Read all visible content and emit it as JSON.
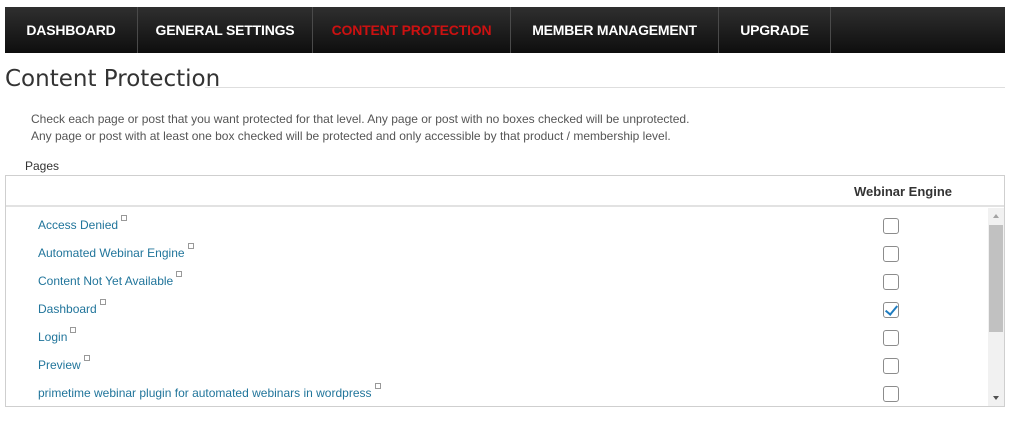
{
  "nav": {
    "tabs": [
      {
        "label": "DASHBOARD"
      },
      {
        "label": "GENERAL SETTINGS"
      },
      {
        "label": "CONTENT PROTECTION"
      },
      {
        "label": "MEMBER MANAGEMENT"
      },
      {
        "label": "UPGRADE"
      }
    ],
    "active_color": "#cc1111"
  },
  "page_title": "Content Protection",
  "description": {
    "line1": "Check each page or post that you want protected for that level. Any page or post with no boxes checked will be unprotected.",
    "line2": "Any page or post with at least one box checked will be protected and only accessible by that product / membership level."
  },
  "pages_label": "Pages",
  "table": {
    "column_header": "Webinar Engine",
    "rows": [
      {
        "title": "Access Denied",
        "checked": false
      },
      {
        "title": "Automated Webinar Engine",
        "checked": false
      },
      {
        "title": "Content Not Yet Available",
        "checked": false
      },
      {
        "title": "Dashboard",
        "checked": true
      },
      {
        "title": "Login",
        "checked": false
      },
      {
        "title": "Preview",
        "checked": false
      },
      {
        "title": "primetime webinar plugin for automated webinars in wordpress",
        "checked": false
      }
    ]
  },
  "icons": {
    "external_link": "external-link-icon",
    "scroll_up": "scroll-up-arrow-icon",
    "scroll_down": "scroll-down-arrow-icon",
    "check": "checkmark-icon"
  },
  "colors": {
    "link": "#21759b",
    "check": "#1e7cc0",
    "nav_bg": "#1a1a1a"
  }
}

··········

[WHAT IS BEING ASKED]:
Pull out and copy each line containing the string "protected".

[EXERCISE SOLUTION]:
    "line1": "Check each page or post that you want protected for that level. Any page or post with no boxes checked will be unprotected.",
    "line2": "Any page or post with at least one box checked will be protected and only accessible by that product / membership level."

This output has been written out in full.